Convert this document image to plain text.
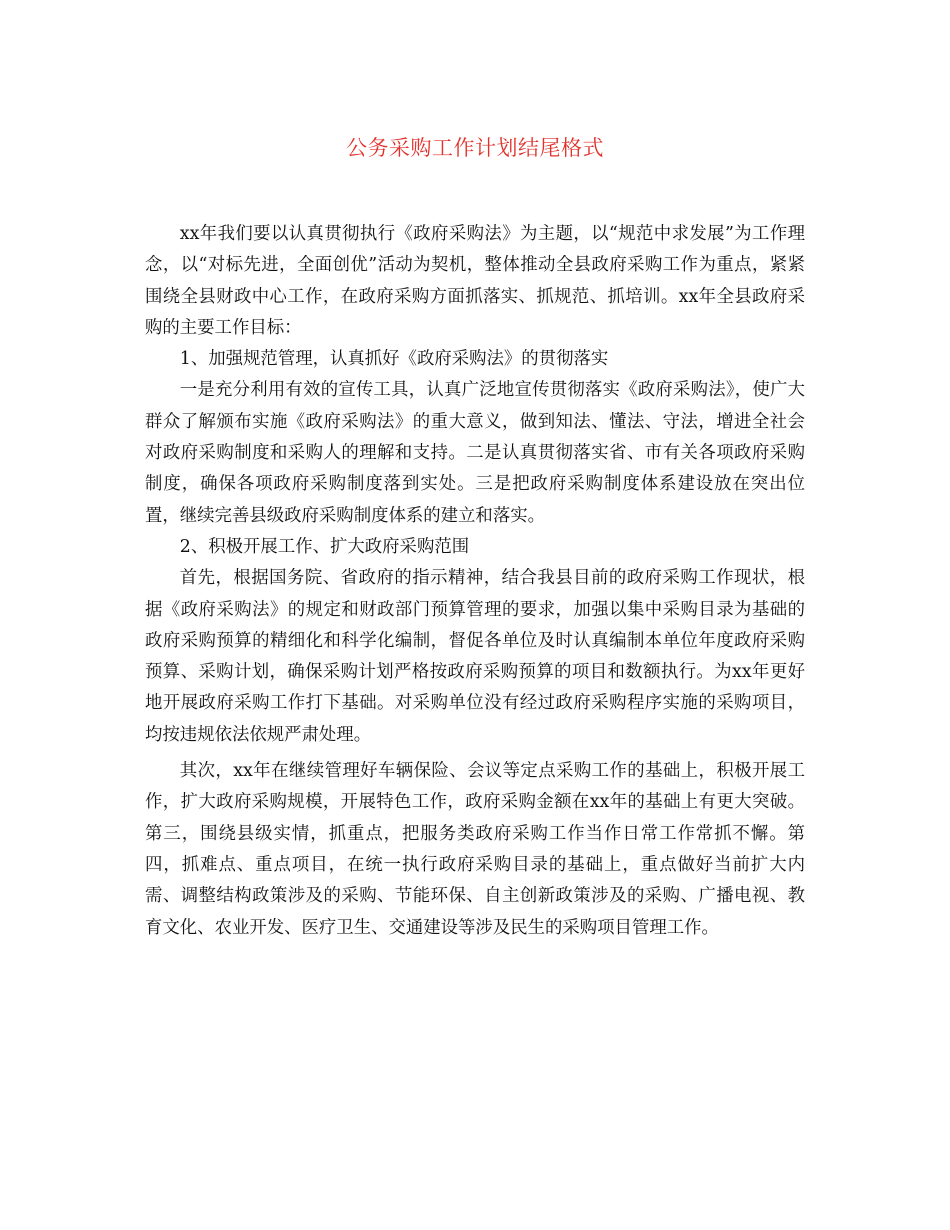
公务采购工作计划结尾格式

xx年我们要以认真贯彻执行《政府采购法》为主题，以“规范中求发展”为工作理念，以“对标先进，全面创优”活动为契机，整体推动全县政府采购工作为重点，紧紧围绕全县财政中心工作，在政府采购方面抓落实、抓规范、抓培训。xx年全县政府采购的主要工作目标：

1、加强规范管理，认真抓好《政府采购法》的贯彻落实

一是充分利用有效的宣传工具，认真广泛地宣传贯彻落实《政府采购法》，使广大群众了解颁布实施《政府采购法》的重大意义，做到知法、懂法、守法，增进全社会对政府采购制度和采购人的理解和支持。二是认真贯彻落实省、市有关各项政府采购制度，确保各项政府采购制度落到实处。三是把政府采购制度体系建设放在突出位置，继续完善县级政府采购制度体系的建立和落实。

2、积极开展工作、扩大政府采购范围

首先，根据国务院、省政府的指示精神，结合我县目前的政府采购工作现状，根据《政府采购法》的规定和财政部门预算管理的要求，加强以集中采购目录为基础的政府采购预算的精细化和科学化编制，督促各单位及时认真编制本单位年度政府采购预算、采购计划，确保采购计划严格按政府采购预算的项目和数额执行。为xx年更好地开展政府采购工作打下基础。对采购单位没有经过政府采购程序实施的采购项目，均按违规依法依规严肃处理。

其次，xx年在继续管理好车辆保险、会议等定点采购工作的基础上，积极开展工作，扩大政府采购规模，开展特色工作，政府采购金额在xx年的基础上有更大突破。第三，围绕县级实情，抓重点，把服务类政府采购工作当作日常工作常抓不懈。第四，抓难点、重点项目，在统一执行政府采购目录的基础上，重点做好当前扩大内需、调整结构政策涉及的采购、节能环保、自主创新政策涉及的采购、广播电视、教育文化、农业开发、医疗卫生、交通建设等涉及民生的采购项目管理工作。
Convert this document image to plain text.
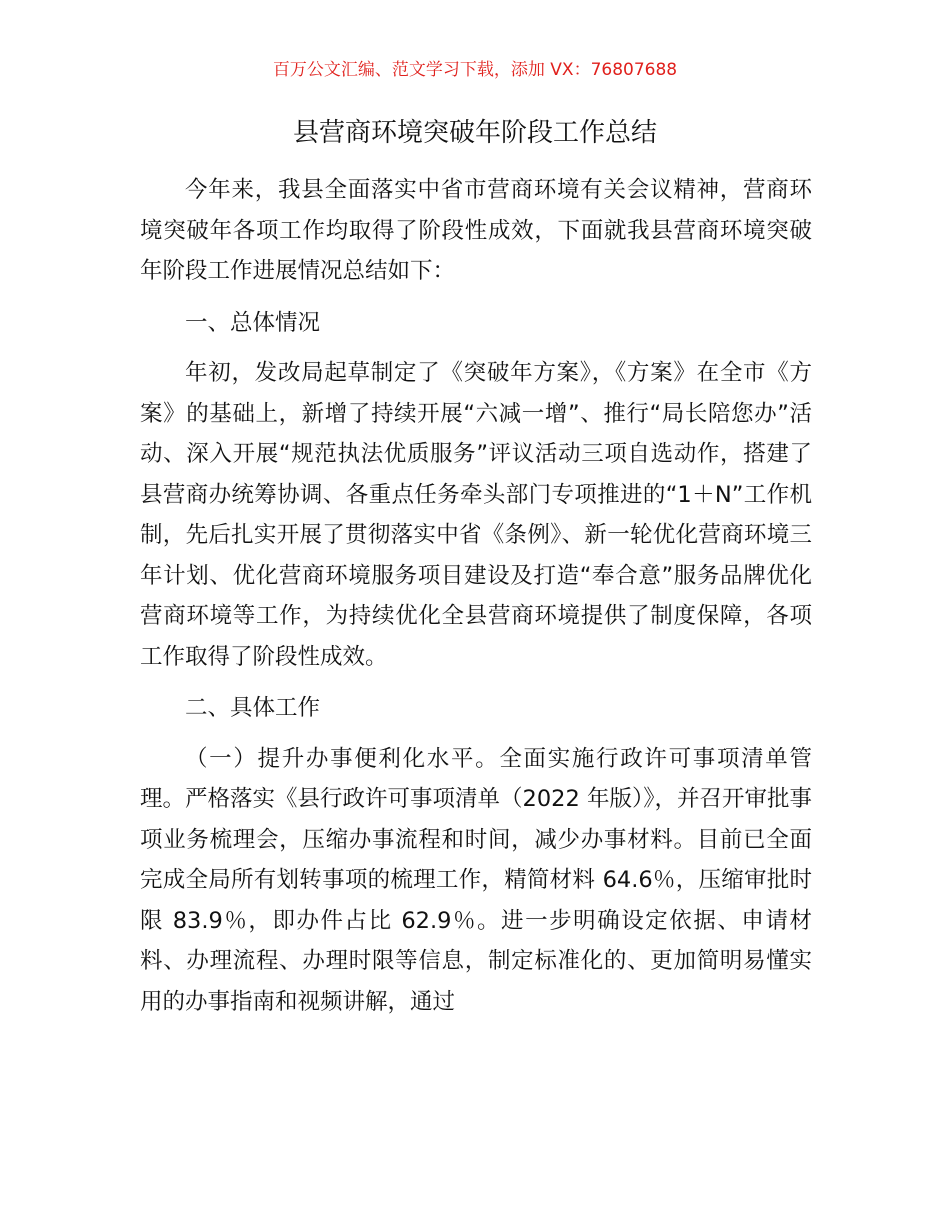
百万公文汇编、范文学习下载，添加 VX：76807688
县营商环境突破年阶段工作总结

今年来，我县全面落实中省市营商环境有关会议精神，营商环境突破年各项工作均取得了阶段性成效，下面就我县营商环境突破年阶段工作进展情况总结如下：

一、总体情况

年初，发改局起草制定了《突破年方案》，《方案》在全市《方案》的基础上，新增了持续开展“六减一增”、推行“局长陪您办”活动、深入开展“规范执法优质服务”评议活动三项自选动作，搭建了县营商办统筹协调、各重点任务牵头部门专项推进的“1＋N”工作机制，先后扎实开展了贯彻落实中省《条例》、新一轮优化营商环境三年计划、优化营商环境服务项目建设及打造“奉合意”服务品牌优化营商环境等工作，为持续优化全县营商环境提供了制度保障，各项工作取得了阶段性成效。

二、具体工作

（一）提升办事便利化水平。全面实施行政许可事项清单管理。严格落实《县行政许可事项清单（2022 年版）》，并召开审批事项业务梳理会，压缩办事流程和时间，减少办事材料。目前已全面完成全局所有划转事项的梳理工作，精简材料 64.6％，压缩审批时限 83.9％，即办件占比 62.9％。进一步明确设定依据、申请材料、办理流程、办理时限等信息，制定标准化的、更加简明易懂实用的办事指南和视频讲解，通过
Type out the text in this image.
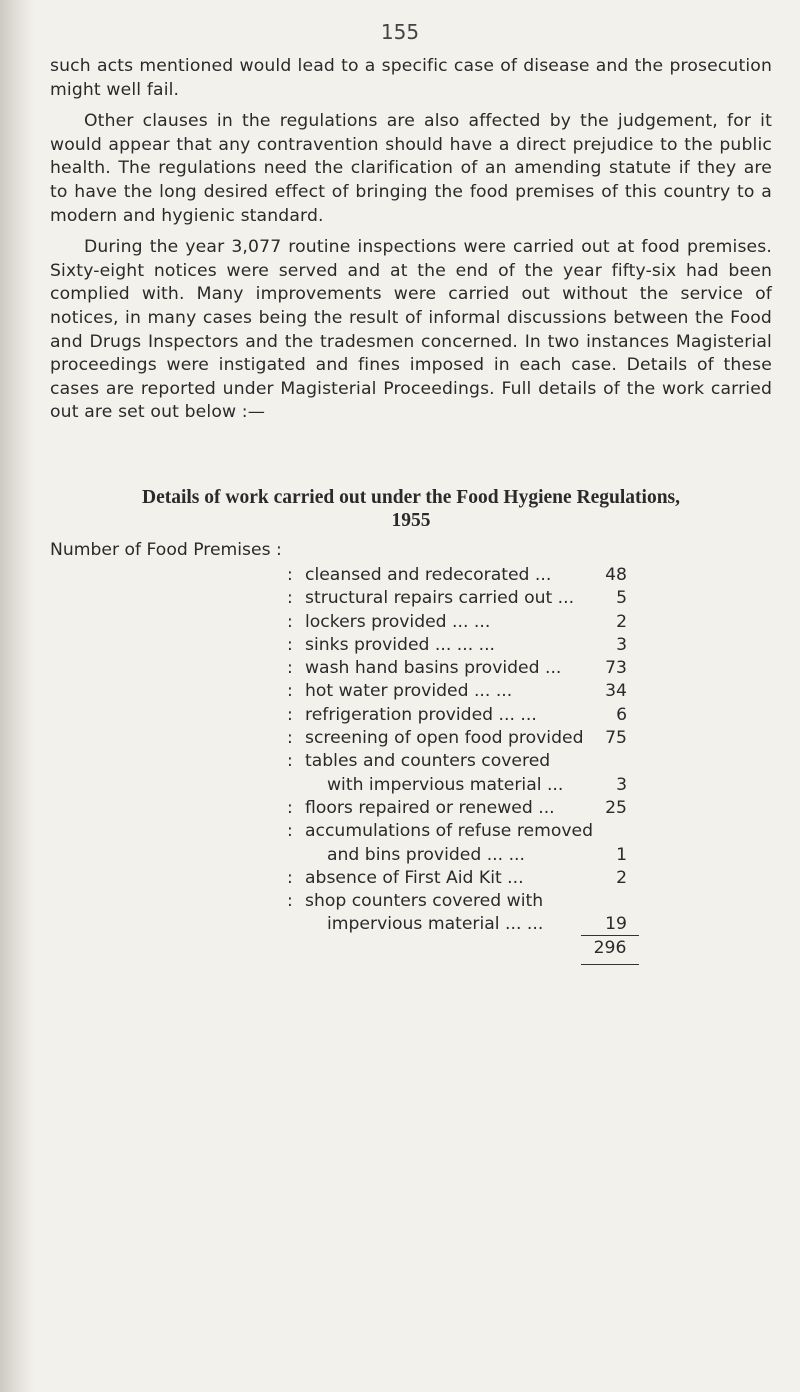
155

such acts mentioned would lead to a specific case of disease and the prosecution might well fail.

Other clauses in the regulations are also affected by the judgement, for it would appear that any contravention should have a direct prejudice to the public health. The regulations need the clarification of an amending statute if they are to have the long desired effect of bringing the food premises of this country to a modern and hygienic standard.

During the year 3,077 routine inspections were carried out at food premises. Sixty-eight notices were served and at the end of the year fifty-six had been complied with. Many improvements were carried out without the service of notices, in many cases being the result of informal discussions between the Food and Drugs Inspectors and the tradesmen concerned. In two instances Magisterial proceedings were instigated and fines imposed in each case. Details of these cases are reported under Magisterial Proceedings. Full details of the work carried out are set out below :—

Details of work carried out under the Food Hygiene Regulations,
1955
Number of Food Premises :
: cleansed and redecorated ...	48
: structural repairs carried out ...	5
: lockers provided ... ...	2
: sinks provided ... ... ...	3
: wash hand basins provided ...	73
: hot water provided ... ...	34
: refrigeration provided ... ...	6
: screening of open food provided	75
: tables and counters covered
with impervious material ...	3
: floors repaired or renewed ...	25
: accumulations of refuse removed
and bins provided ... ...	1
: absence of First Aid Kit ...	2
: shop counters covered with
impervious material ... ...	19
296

_ _ _

* [GOAL OF THE EXERCISE] Show every line in the records above that contains the word "would".

* [RESPONSE TO THIS TASK]
such acts mentioned would lead to a specific case of disease and the prosecution might well fail.
Other clauses in the regulations are also affected by the judgement, for it would appear that any contravention should have a direct prejudice to the public health. The regulations need the clarification of an amending statute if they are to have the long desired effect of bringing the food premises of this country to a modern and hygienic standard.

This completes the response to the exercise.